→ Directions
Convert every line of the entries below into a JSON list of strings, with one string per line and no blank lines. Leave out the pictures.
## start Data for this task
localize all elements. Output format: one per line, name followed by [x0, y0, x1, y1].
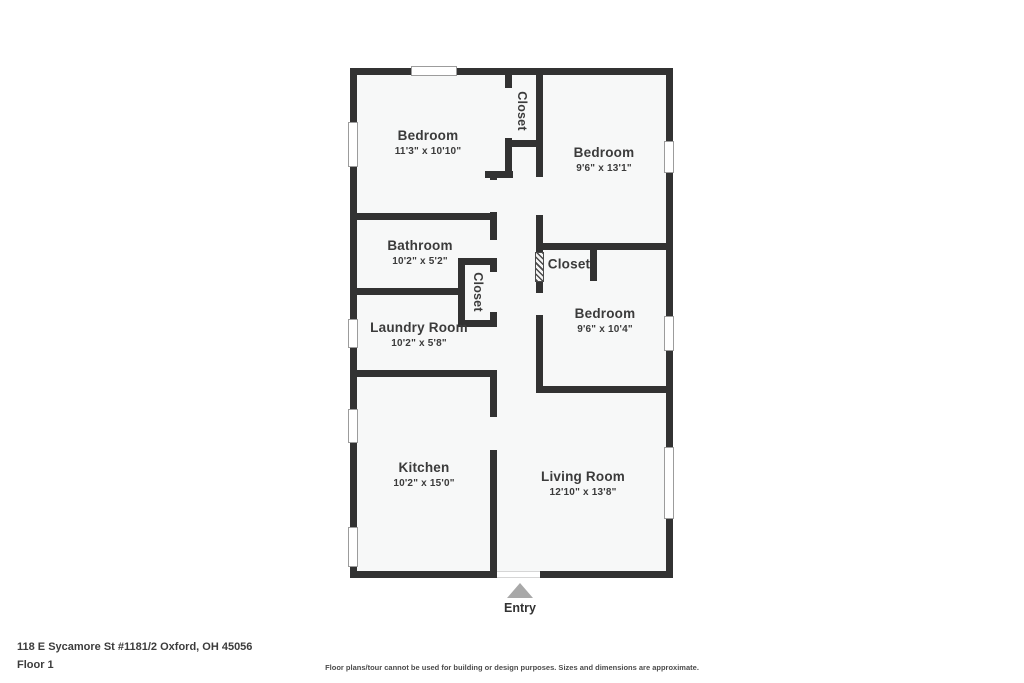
laundry-south-wall: [350, 370, 497, 377]
room-dimensions: 10'2" x 5'2": [387, 256, 452, 267]
room-label-closet-hall: Closet: [470, 272, 484, 311]
room-name: Laundry Room: [370, 321, 468, 336]
hall-recess-wall: [485, 171, 513, 178]
bedroom3-door: [536, 293, 543, 315]
entry-arrow-icon: [507, 583, 533, 598]
room-name: Bedroom: [575, 307, 636, 322]
bedroom-closet-louver-door: [535, 252, 544, 282]
room-name: Kitchen: [393, 461, 454, 476]
room-name: Closet: [470, 272, 484, 311]
disclaimer-text: Floor plans/tour cannot be used for buil…: [325, 663, 699, 672]
window-right-2: [664, 316, 674, 351]
window-right-1: [664, 141, 674, 173]
floor-label: Floor 1: [17, 659, 54, 671]
room-name: Closet: [514, 91, 528, 130]
room-dimensions: 9'6" x 10'4": [575, 324, 636, 335]
room-dimensions: 9'6" x 13'1": [574, 163, 635, 174]
bathroom-door: [490, 240, 497, 258]
address-line: 118 E Sycamore St #1181/2 Oxford, OH 450…: [17, 641, 252, 653]
bedroom2-south-wall: [536, 243, 673, 250]
room-label-living-room: Living Room12'10" x 13'8": [541, 470, 625, 498]
room-name: Bathroom: [387, 239, 452, 254]
room-label-closet-top: Closet: [514, 91, 528, 130]
room-dimensions: 10'2" x 15'0": [393, 478, 454, 489]
bedroom3-south-wall: [536, 386, 673, 393]
room-dimensions: 11'3" x 10'10": [395, 146, 462, 157]
room-label-bathroom: Bathroom10'2" x 5'2": [387, 239, 452, 267]
room-dimensions: 12'10" x 13'8": [541, 487, 625, 498]
hallway-west-wall: [490, 178, 497, 578]
room-label-bedroom-3: Bedroom9'6" x 10'4": [575, 307, 636, 335]
room-label-bedroom-1: Bedroom11'3" x 10'10": [395, 129, 462, 157]
room-label-kitchen: Kitchen10'2" x 15'0": [393, 461, 454, 489]
bedroom-closet-east-wall: [590, 250, 597, 281]
window-left-3: [348, 409, 358, 443]
hall-closet-west-wall: [458, 258, 465, 327]
outer-wall-top: [350, 68, 673, 75]
room-dimensions: 10'2" x 5'8": [370, 338, 468, 349]
bedroom2-door: [536, 177, 543, 215]
laundry-opening: [490, 327, 497, 370]
room-name: Living Room: [541, 470, 625, 485]
window-left-4: [348, 527, 358, 567]
room-label-bedroom-2: Bedroom9'6" x 13'1": [574, 146, 635, 174]
entry-opening: [497, 571, 540, 578]
bedroom1-door: [490, 180, 497, 212]
floor-plan: Entry 118 E Sycamore St #1181/2 Oxford, …: [0, 0, 1024, 683]
room-name: Closet: [548, 258, 590, 273]
window-left-2: [348, 319, 358, 348]
entry-label: Entry: [504, 601, 536, 615]
room-name: Bedroom: [395, 129, 462, 144]
hallway-east-wall: [536, 75, 543, 393]
window-right-3: [664, 447, 674, 519]
room-label-laundry-room: Laundry Room10'2" x 5'8": [370, 321, 468, 349]
window-top: [411, 66, 457, 76]
bedroom1-south-wall: [350, 213, 497, 220]
bathroom-south-wall: [350, 288, 465, 295]
closet-top-door: [505, 88, 512, 138]
room-name: Bedroom: [574, 146, 635, 161]
hall-closet-door: [490, 272, 497, 312]
kitchen-door: [490, 417, 497, 450]
window-left-1: [348, 122, 358, 167]
room-label-closet-bedroom: Closet: [548, 258, 590, 273]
## end Data for this task
→ Answer to the exercise
[
  "localize all elements. Output format: one per line, name followed by [x0, y0, x1, y1].",
  "laundry-south-wall: [350, 370, 497, 377]",
  "room-dimensions: 10'2\" x 5'2\": [387, 256, 452, 267]",
  "room-label-closet-hall: Closet: [470, 272, 484, 311]",
  "room-name: Laundry Room: [370, 321, 468, 336]",
  "hall-recess-wall: [485, 171, 513, 178]",
  "bedroom3-door: [536, 293, 543, 315]",
  "entry-arrow-icon: [507, 583, 533, 598]",
  "room-name: Bedroom: [575, 307, 636, 322]",
  "bedroom-closet-louver-door: [535, 252, 544, 282]",
  "room-name: Kitchen: [393, 461, 454, 476]",
  "room-name: Closet: [470, 272, 484, 311]",
  "disclaimer-text: Floor plans/tour cannot be used for buil…: [325, 663, 699, 672]",
  "window-right-2: [664, 316, 674, 351]",
  "window-right-1: [664, 141, 674, 173]",
  "floor-label: Floor 1: [17, 659, 54, 671]",
  "room-name: Closet: [514, 91, 528, 130]",
  "room-dimensions: 9'6\" x 10'4\": [575, 324, 636, 335]",
  "room-dimensions: 9'6\" x 13'1\": [574, 163, 635, 174]",
  "bathroom-door: [490, 240, 497, 258]",
  "address-line: 118 E Sycamore St #1181/2 Oxford, OH 450…: [17, 641, 252, 653]",
  "bedroom2-south-wall: [536, 243, 673, 250]",
  "room-label-living-room: Living Room12'10\" x 13'8\": [541, 470, 625, 498]",
  "room-name: Bathroom: [387, 239, 452, 254]",
  "room-label-closet-top: Closet: [514, 91, 528, 130]",
  "room-dimensions: 10'2\" x 15'0\": [393, 478, 454, 489]",
  "bedroom3-south-wall: [536, 386, 673, 393]",
  "room-dimensions: 11'3\" x 10'10\": [395, 146, 462, 157]",
  "room-label-bathroom: Bathroom10'2\" x 5'2\": [387, 239, 452, 267]",
  "room-dimensions: 12'10\" x 13'8\": [541, 487, 625, 498]",
  "hallway-west-wall: [490, 178, 497, 578]",
  "room-label-bedroom-3: Bedroom9'6\" x 10'4\": [575, 307, 636, 335]",
  "room-label-bedroom-1: Bedroom11'3\" x 10'10\": [395, 129, 462, 157]",
  "room-label-kitchen: Kitchen10'2\" x 15'0\": [393, 461, 454, 489]",
  "bedroom-closet-east-wall: [590, 250, 597, 281]",
  "window-left-3: [348, 409, 358, 443]",
  "hall-closet-west-wall: [458, 258, 465, 327]",
  "outer-wall-top: [350, 68, 673, 75]",
  "room-dimensions: 10'2\" x 5'8\": [370, 338, 468, 349]",
  "bedroom2-door: [536, 177, 543, 215]",
  "laundry-opening: [490, 327, 497, 370]",
  "room-name: Living Room: [541, 470, 625, 485]",
  "window-left-4: [348, 527, 358, 567]",
  "room-label-bedroom-2: Bedroom9'6\" x 13'1\": [574, 146, 635, 174]",
  "entry-opening: [497, 571, 540, 578]",
  "bedroom1-door: [490, 180, 497, 212]",
  "floor-plan: Entry 118 E Sycamore St #1181/2 Oxford, …: [0, 0, 1024, 683]",
  "room-name: Closet: [548, 258, 590, 273]",
  "window-left-2: [348, 319, 358, 348]",
  "entry-label: Entry: [504, 601, 536, 615]",
  "room-name: Bedroom: [395, 129, 462, 144]",
  "hallway-east-wall: [536, 75, 543, 393]",
  "window-right-3: [664, 447, 674, 519]",
  "room-label-laundry-room: Laundry Room10'2\" x 5'8\": [370, 321, 468, 349]",
  "window-top: [411, 66, 457, 76]",
  "bedroom1-south-wall: [350, 213, 497, 220]",
  "bathroom-south-wall: [350, 288, 465, 295]",
  "closet-top-door: [505, 88, 512, 138]",
  "room-name: Bedroom: [574, 146, 635, 161]",
  "hall-closet-door: [490, 272, 497, 312]",
  "kitchen-door: [490, 417, 497, 450]",
  "window-left-1: [348, 122, 358, 167]",
  "room-label-closet-bedroom: Closet: [548, 258, 590, 273]"
]